▸ Extracted data
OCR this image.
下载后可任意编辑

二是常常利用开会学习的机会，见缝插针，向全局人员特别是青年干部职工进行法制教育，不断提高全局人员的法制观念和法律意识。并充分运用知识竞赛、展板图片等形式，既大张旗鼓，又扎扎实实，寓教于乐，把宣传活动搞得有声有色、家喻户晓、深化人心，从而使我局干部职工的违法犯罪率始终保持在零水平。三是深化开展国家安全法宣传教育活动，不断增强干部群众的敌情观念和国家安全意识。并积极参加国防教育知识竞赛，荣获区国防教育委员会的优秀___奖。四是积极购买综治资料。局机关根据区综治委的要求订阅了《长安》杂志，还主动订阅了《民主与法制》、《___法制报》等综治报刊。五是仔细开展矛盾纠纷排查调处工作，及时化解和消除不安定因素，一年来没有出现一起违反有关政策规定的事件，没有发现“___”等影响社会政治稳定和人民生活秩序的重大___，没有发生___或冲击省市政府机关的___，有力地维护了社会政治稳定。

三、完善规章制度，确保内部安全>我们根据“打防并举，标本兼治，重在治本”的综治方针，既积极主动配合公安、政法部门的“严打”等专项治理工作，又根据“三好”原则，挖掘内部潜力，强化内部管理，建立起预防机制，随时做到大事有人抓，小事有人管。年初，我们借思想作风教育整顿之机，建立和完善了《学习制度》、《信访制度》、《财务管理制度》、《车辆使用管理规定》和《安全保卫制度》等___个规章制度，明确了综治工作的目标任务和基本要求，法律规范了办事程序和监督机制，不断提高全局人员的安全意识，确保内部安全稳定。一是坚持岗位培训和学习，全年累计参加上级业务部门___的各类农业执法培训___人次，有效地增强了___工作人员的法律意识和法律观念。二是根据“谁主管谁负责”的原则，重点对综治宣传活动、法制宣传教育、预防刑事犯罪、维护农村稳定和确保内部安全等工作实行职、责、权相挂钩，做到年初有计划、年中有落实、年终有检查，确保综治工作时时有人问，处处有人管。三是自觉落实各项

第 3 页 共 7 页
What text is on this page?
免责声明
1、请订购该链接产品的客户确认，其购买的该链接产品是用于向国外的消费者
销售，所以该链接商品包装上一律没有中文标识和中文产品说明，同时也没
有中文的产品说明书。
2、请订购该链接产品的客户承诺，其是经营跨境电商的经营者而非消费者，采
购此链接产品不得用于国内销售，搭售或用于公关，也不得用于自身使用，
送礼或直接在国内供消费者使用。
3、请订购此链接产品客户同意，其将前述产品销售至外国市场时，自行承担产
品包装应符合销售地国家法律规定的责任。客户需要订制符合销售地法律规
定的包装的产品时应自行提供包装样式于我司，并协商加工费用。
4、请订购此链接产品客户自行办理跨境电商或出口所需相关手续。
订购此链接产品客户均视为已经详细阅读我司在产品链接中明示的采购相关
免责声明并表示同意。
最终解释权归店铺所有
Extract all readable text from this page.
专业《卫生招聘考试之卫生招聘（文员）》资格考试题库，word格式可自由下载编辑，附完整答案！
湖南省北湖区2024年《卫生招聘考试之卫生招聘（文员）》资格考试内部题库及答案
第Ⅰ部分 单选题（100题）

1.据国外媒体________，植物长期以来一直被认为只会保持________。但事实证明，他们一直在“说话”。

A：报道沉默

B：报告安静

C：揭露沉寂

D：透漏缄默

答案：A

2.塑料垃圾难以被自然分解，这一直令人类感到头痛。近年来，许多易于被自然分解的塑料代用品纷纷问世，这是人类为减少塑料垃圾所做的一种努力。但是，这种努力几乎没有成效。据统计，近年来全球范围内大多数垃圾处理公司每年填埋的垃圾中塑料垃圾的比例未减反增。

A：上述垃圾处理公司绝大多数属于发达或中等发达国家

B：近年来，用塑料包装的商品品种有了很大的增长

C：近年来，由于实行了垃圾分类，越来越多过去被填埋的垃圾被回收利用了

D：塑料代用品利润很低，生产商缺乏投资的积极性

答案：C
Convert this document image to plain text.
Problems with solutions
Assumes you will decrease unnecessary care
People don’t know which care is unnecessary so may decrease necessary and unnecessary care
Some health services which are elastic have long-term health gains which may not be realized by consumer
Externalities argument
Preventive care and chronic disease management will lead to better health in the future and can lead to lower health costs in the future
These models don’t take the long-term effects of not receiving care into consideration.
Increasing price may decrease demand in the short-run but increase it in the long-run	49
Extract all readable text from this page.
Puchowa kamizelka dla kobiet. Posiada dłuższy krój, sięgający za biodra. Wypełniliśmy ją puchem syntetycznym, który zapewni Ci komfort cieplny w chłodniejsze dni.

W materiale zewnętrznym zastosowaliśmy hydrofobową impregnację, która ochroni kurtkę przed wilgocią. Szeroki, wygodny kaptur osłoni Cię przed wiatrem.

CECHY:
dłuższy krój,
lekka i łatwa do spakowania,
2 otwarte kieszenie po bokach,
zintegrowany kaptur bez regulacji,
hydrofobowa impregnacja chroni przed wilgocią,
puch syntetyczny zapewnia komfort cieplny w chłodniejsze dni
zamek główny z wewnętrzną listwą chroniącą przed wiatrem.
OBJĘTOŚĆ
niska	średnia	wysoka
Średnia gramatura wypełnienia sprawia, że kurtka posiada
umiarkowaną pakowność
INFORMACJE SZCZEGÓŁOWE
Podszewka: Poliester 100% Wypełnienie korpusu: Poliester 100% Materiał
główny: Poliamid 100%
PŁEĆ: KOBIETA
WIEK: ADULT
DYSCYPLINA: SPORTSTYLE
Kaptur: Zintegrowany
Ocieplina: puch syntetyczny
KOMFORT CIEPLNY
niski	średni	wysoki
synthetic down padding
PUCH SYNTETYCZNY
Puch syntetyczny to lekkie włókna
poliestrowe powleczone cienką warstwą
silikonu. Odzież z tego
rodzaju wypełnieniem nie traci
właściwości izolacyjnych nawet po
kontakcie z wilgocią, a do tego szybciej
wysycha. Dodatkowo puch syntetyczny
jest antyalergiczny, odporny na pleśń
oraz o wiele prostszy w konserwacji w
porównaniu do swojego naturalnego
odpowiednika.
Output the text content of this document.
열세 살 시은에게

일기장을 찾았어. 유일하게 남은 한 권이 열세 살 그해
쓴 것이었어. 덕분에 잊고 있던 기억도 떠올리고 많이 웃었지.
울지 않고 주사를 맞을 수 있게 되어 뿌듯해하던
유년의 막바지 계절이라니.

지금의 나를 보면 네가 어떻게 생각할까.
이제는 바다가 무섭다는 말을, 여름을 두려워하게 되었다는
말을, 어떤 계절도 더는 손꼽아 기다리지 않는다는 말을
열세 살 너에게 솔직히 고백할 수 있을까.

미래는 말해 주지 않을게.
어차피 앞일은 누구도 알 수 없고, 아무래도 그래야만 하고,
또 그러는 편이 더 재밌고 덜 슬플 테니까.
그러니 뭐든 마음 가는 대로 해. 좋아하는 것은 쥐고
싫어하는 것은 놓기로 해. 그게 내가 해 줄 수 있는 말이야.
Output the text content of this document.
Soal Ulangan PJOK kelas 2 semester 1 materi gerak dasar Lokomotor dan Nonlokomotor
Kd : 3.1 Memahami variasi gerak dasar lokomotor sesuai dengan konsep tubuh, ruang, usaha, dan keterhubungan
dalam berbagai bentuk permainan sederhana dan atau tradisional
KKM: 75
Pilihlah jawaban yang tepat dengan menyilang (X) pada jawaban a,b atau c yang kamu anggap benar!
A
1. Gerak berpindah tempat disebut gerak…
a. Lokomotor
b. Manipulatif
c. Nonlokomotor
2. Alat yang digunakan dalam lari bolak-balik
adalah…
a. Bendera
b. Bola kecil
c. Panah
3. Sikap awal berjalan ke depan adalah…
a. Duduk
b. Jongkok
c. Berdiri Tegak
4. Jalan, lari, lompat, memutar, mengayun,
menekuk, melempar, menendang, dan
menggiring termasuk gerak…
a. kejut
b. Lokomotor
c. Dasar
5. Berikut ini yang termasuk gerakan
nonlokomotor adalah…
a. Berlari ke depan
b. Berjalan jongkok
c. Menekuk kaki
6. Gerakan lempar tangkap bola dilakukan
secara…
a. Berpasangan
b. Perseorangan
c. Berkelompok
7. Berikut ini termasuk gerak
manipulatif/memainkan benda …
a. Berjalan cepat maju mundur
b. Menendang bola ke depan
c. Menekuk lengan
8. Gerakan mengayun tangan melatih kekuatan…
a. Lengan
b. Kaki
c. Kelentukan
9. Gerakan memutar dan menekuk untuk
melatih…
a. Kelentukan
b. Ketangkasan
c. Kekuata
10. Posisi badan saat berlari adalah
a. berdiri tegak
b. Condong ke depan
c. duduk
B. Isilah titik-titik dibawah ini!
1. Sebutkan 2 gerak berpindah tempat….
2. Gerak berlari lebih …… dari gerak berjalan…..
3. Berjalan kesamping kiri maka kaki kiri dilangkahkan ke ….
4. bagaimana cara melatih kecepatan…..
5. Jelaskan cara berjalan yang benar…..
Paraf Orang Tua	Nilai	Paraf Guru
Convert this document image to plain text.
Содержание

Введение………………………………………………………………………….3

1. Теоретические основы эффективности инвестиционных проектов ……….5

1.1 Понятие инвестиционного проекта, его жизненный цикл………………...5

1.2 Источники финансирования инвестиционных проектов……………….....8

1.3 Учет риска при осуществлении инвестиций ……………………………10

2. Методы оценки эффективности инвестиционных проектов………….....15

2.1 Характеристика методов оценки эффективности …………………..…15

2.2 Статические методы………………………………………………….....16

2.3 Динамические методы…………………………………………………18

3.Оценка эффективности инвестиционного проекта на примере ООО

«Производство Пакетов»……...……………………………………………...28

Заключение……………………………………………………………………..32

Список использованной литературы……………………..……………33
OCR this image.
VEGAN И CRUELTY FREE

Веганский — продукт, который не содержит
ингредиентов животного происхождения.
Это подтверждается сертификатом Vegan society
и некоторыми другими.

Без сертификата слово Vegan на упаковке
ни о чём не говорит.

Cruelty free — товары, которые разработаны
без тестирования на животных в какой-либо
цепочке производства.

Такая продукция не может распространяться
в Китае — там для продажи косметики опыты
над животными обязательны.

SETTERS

▸ Requirement
Your answer should be only a number: how many lines of the data above contain the string "decrease"?

▸ Answer in full
3